- [Text provided]
* START *

(HOT TALK is a weekly column by longtime CMT.com contributing writer and former Billboard
country music editor Edward Morris.)
Restless Heart Recording for Koch/Audium
Restless
Heart, the five-man supergroup responsible for such lush hits as "Wheels," "Bluest Eyes in Texas," "Why Does It Have to Be
(Wrong or Right)" and "A Tender Lie," have signed to Koch/Audium Records. And all the original members are back -- Larry Stewart,
Dave Innis, Paul Gregg, Greg Jennings and John Dittrich. Stewart and Innis both left the band in the early '90s, after which
the hits quickly tapered off, even though the remaining members continued to perform. Restless Heart made their chart debut
in 1985 with "Let the Heartache Ride" and went on to compile six No. 1s and nine Top 10s. In the process, they earned four
gold albums. The reunited group, which has already recorded six songs for its upcoming album, is being produced by Mac McAnally
and Kyle Lehning.

* END *

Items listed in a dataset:
* START *

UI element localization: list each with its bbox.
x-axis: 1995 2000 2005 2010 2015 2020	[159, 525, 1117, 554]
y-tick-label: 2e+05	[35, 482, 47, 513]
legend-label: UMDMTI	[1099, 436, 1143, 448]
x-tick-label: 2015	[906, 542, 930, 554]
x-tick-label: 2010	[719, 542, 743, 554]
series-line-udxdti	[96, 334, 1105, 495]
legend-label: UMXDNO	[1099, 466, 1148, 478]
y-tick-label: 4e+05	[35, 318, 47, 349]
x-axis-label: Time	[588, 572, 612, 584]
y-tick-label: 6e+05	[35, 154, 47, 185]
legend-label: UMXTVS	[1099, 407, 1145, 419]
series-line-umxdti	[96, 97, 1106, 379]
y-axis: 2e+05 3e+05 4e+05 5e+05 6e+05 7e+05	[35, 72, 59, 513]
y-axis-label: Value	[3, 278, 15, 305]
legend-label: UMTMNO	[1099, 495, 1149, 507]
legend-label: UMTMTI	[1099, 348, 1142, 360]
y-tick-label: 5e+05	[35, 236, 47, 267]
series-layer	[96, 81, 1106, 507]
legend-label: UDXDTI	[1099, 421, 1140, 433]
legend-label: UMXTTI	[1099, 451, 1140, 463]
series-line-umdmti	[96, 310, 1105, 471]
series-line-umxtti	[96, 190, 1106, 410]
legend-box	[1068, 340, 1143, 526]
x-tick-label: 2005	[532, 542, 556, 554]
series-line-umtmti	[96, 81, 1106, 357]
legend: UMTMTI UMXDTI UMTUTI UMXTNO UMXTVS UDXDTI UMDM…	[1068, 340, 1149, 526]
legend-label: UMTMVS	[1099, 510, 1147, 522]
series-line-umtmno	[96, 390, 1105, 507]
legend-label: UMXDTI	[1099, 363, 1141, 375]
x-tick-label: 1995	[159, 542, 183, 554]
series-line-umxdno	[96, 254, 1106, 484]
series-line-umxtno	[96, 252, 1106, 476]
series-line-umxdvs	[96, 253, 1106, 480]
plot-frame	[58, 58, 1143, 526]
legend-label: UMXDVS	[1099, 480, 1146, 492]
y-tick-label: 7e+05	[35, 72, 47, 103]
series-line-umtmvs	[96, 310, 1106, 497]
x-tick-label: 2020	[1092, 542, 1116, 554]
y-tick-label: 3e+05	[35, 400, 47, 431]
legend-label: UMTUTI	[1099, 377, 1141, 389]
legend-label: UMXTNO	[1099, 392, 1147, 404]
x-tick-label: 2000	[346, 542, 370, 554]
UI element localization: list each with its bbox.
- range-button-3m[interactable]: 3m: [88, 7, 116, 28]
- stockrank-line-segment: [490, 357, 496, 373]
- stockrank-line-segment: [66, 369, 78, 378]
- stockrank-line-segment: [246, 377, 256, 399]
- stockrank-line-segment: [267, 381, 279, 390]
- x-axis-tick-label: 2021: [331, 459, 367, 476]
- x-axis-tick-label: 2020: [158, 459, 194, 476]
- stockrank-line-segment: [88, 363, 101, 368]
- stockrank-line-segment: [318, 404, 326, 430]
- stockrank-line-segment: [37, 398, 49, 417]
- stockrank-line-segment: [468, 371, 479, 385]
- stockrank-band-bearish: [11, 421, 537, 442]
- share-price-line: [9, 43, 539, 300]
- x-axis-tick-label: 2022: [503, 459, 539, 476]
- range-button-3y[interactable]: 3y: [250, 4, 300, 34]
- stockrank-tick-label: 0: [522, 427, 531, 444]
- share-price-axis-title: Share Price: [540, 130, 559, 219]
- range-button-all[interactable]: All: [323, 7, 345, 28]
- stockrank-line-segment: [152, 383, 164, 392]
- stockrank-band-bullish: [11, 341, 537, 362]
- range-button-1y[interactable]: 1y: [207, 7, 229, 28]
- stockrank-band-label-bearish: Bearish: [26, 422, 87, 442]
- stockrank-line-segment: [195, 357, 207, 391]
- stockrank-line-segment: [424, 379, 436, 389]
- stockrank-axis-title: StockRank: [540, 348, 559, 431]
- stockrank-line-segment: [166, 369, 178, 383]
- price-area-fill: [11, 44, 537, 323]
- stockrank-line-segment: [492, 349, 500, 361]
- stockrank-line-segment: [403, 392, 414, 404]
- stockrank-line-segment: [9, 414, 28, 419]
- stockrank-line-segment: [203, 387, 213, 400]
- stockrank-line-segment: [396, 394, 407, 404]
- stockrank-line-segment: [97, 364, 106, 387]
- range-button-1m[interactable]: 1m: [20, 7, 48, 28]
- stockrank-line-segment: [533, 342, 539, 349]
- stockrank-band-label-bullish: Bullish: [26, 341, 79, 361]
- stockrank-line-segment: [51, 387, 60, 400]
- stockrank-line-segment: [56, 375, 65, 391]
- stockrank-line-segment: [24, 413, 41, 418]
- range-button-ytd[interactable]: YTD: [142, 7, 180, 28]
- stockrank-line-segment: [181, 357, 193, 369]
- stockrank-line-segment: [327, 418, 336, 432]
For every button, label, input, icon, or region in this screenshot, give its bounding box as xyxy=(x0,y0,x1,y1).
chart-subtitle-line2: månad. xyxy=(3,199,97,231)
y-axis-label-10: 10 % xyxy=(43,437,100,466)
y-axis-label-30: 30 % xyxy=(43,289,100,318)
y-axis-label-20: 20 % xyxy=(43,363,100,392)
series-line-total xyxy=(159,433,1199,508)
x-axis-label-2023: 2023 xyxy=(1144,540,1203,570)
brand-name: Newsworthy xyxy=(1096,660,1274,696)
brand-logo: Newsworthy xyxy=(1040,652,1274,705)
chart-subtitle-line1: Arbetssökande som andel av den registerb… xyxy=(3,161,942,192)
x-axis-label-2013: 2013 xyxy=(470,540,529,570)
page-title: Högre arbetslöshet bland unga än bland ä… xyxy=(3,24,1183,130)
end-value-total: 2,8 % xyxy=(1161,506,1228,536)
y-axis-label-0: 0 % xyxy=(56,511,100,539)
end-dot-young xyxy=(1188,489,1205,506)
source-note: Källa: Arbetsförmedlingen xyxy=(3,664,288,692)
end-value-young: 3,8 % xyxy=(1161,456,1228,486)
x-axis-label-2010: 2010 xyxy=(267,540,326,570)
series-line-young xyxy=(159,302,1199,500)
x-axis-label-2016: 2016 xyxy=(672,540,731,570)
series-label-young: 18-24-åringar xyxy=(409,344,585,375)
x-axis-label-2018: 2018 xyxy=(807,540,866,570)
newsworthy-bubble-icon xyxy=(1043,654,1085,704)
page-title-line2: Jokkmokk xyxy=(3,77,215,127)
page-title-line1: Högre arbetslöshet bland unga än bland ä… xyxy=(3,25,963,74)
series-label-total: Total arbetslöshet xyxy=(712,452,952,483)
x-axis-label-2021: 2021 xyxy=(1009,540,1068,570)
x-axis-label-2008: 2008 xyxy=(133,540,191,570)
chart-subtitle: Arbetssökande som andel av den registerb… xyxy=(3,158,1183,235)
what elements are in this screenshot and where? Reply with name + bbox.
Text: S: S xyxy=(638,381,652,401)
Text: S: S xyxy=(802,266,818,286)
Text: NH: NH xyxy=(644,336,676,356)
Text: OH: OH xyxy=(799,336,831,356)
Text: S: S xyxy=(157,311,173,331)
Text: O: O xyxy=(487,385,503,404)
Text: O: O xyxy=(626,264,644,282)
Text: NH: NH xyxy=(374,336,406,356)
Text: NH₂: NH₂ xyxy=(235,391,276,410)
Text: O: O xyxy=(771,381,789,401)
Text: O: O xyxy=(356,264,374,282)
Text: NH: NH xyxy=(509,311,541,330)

* END *

- [Short problem 1]
According to the column about Restless Heart, who is producing the reunited group's upcoming album?
- [Short problem 2]
Quote the listing from its first line through the line that contains "236, 47, 267]", with both of those lines included.
The column about Restless Heart and the listing come from unrelated sources.

- [Answer 1]
Mac McAnally and Kyle Lehning are producing it.

- [Answer 2]
UI element localization: list each with its bbox.
x-axis: 1995 2000 2005 2010 2015 2020	[159, 525, 1117, 554]
y-tick-label: 2e+05	[35, 482, 47, 513]
legend-label: UMDMTI	[1099, 436, 1143, 448]
x-tick-label: 2015	[906, 542, 930, 554]
x-tick-label: 2010	[719, 542, 743, 554]
series-line-udxdti	[96, 334, 1105, 495]
legend-label: UMXDNO	[1099, 466, 1148, 478]
y-tick-label: 4e+05	[35, 318, 47, 349]
x-axis-label: Time	[588, 572, 612, 584]
y-tick-label: 6e+05	[35, 154, 47, 185]
legend-label: UMXTVS	[1099, 407, 1145, 419]
series-line-umxdti	[96, 97, 1106, 379]
y-axis: 2e+05 3e+05 4e+05 5e+05 6e+05 7e+05	[35, 72, 59, 513]
y-axis-label: Value	[3, 278, 15, 305]
legend-label: UMTMNO	[1099, 495, 1149, 507]
legend-label: UMTMTI	[1099, 348, 1142, 360]
y-tick-label: 5e+05	[35, 236, 47, 267]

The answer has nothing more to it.